======== RECORDS FOR THIS TASK

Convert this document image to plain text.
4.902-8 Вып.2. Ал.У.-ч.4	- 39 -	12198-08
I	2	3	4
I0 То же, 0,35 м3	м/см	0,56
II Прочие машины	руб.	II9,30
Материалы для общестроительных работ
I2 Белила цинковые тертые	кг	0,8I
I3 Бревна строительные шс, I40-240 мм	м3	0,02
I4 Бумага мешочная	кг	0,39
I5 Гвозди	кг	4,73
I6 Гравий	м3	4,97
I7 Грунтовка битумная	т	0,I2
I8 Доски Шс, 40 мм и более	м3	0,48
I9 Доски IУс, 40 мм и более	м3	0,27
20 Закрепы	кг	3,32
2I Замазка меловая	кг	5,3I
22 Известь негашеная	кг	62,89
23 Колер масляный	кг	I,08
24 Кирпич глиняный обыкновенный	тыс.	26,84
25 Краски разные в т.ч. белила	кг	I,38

================
======== RECORDS FOR THIS TASK

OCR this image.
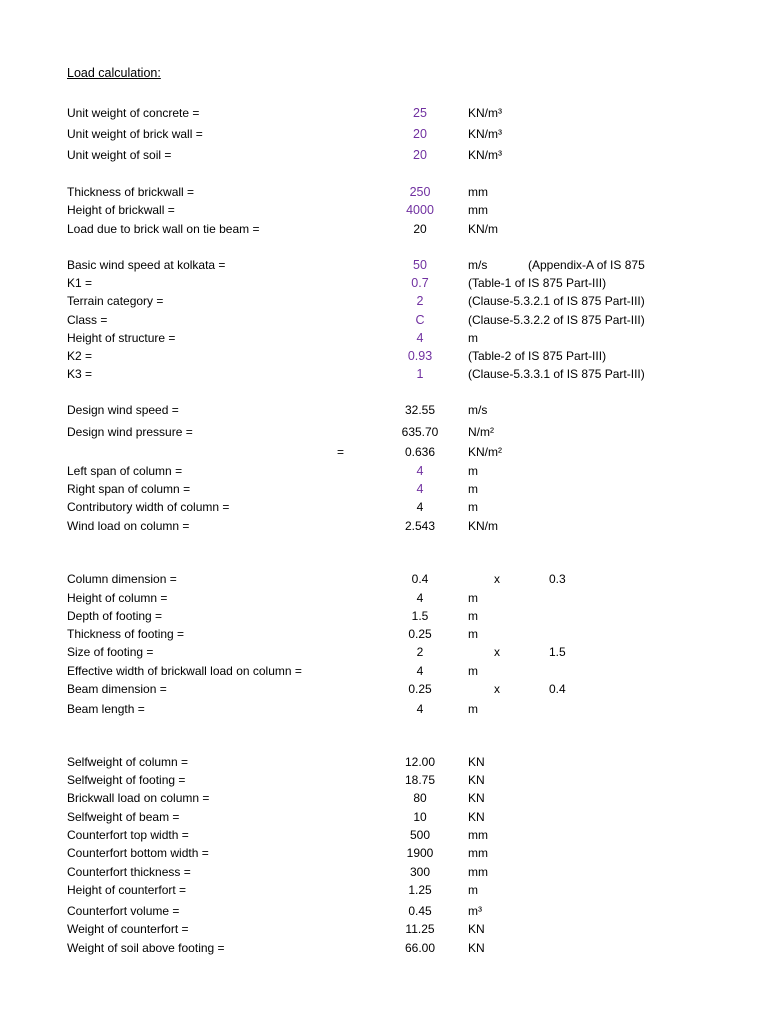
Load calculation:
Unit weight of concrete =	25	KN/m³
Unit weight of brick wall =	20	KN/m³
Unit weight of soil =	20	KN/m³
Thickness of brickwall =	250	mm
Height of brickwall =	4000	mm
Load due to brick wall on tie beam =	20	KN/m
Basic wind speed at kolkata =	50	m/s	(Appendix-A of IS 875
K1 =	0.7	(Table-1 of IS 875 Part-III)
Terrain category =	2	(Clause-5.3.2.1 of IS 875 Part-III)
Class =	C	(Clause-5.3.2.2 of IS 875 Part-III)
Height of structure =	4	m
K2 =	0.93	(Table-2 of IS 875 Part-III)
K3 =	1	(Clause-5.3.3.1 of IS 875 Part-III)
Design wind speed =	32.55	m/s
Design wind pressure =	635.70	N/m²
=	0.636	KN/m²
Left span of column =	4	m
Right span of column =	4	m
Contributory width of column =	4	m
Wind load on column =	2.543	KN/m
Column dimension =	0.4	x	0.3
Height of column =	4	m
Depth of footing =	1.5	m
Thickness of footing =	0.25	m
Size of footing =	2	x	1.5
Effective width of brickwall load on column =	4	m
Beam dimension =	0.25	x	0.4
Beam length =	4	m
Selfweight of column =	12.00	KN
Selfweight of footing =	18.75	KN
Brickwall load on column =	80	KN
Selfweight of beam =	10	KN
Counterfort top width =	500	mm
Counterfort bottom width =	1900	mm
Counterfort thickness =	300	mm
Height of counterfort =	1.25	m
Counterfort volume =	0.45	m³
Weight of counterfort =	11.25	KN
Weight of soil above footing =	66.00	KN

================

### WORK REQUIRED
Across the data, tally the lines containing "Height" and give back the number alone.

### REPLY
4